== Source

# Gladesmen - 25 Merc



## Sandalous (Oct 30, 2013)

'02 2stroke, running 29 mph solo and light, 24 loaded. No tach, but current prop is a trashed 13P aluminum, and sounds like it could rev higher. Compression is less than ideal at 95/100.

Question - I have a SRA3 13P on the way... Am I going to want a 12, or even an 11? Hole shot is not an issue, boat jumps up with an 8hp, I'm looking for best top end and I'm scared the motor won't rev the 13 up high enough to see the speed.

Looking for opinions from anyone with this motor and similar hull, not necessarily a Gmen... Thanks!


----------



## cutrunner (Jun 8, 2010)

Afterhours2 has a gman with a 25 yamaha 2 stroke. Maybe he can help


----------



## AfterHours2 (Aug 2, 2010)

Already tried but our prop sizes are different. I'm at a 11 3 blade and he's a 13. Luckily for me, the research was already done on my rig but he really needs a tach to tell if he needs to drop down a pitch size to get more rpm's. As of now, my 4 blade sees better numbers than he's getting with a 3 blade which doesn't make a lot of sense for the OP. One of the reasons I experiment with the cheapo aluminum solas props then buy stainless..

====

What compression readings does the first poster in the thread about the 25 Merc report?

== Recorded information

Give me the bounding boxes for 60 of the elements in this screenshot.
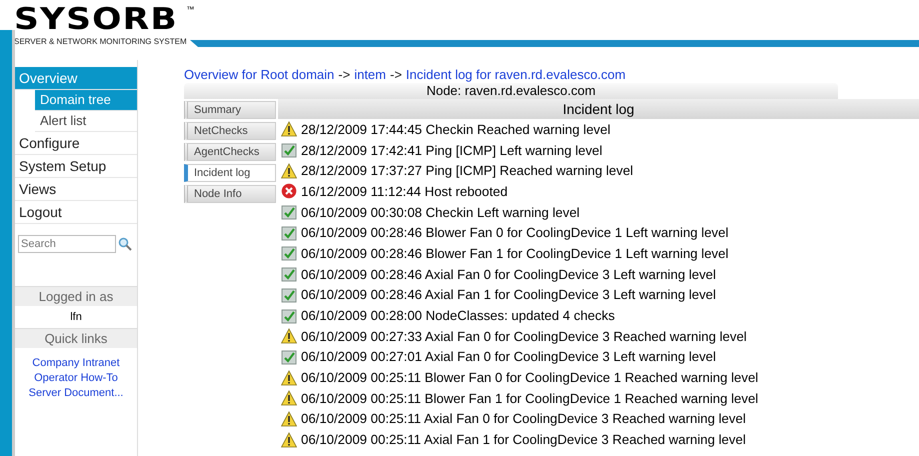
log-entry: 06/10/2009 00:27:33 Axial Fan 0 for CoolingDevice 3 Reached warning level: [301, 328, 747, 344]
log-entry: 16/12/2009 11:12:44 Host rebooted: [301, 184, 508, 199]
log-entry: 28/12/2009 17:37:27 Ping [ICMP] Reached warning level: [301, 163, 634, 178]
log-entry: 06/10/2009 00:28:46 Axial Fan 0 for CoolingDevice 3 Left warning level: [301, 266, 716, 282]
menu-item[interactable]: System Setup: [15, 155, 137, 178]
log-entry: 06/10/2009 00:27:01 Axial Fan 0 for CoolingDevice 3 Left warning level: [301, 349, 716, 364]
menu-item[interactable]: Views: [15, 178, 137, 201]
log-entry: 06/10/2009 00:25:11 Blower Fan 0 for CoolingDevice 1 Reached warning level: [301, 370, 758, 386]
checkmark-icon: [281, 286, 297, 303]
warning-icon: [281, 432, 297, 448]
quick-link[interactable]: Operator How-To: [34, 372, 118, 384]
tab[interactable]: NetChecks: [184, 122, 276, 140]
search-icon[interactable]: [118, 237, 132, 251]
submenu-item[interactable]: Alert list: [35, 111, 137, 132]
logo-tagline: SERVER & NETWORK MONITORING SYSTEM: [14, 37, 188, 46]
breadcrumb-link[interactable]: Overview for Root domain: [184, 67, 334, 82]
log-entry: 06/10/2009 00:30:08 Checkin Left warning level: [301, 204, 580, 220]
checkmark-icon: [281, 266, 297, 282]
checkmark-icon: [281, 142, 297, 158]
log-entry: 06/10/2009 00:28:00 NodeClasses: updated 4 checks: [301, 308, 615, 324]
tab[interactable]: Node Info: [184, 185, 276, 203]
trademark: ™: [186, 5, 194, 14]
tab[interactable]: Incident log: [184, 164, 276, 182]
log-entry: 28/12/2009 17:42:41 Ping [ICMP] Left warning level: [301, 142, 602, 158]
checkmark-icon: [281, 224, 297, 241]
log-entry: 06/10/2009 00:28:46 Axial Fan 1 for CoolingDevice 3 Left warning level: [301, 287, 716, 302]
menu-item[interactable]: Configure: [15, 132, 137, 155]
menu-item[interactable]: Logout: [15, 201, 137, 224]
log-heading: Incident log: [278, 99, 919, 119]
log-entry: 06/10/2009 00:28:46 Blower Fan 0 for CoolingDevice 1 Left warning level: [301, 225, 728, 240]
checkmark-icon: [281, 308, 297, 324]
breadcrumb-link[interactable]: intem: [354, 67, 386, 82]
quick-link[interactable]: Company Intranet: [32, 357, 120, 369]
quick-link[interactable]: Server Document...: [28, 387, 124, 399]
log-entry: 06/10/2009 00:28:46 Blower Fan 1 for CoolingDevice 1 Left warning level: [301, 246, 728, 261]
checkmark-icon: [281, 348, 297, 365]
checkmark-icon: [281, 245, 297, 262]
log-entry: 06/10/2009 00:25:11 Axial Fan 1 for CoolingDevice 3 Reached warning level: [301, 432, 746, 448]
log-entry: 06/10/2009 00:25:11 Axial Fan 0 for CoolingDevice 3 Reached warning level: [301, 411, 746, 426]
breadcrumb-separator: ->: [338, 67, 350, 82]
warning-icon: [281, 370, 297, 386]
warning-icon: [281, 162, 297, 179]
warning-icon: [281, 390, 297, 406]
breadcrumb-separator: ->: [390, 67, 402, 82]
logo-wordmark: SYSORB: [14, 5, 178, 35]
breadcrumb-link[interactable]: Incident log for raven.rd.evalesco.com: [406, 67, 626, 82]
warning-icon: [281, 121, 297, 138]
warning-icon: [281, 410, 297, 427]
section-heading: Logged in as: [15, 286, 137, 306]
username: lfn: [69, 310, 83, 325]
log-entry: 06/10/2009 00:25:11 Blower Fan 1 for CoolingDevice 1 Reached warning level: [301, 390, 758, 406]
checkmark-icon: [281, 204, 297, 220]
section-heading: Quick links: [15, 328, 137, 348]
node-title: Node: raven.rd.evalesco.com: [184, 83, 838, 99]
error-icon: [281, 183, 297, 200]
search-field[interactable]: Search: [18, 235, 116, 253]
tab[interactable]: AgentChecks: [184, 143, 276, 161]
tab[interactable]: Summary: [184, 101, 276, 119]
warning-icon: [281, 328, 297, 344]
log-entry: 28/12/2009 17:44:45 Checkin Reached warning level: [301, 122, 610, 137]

====
== Recorded information

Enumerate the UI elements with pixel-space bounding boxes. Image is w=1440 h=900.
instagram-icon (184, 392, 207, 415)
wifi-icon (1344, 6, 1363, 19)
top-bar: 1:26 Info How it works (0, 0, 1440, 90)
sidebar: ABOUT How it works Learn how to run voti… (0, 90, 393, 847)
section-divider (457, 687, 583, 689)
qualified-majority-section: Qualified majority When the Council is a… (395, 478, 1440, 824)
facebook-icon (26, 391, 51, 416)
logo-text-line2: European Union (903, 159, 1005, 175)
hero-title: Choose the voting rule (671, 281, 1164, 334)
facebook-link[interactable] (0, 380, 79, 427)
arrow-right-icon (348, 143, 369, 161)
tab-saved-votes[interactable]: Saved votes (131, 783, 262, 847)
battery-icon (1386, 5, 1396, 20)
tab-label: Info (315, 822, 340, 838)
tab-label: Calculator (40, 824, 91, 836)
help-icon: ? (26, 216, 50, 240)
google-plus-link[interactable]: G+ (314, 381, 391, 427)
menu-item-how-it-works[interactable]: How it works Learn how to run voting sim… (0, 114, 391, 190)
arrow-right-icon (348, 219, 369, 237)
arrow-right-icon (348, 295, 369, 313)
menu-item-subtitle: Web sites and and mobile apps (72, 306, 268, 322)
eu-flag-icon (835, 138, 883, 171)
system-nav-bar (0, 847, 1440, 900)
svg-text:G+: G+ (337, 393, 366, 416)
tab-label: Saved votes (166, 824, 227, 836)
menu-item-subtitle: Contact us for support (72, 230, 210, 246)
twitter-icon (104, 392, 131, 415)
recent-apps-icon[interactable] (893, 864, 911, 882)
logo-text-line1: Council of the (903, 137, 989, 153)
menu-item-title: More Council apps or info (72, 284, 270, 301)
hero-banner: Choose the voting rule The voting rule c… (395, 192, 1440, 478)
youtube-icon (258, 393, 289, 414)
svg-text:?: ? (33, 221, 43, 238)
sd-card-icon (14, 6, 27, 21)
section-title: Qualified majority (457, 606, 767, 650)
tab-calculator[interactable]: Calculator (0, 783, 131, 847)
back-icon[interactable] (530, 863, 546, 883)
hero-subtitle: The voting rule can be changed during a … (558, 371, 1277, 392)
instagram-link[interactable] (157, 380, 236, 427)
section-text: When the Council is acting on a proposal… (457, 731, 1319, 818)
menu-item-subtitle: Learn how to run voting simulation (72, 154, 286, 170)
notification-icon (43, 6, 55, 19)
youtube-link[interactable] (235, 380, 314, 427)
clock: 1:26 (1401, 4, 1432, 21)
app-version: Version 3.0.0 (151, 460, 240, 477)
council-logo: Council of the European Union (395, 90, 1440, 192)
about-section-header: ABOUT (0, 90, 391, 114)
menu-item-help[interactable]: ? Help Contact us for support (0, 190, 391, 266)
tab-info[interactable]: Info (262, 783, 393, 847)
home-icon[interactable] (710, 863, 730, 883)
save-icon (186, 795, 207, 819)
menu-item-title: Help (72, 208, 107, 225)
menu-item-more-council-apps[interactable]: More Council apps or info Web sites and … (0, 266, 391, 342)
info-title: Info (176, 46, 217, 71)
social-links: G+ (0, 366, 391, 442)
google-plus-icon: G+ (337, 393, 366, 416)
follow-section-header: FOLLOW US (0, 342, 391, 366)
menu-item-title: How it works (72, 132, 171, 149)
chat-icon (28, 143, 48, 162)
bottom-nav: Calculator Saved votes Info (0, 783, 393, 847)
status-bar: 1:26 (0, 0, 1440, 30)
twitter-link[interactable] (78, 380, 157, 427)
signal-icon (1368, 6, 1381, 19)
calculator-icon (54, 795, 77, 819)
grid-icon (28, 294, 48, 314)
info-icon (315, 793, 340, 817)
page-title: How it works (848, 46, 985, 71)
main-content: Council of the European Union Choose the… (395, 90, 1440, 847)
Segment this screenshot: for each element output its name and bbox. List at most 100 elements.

====

= Result =
95/100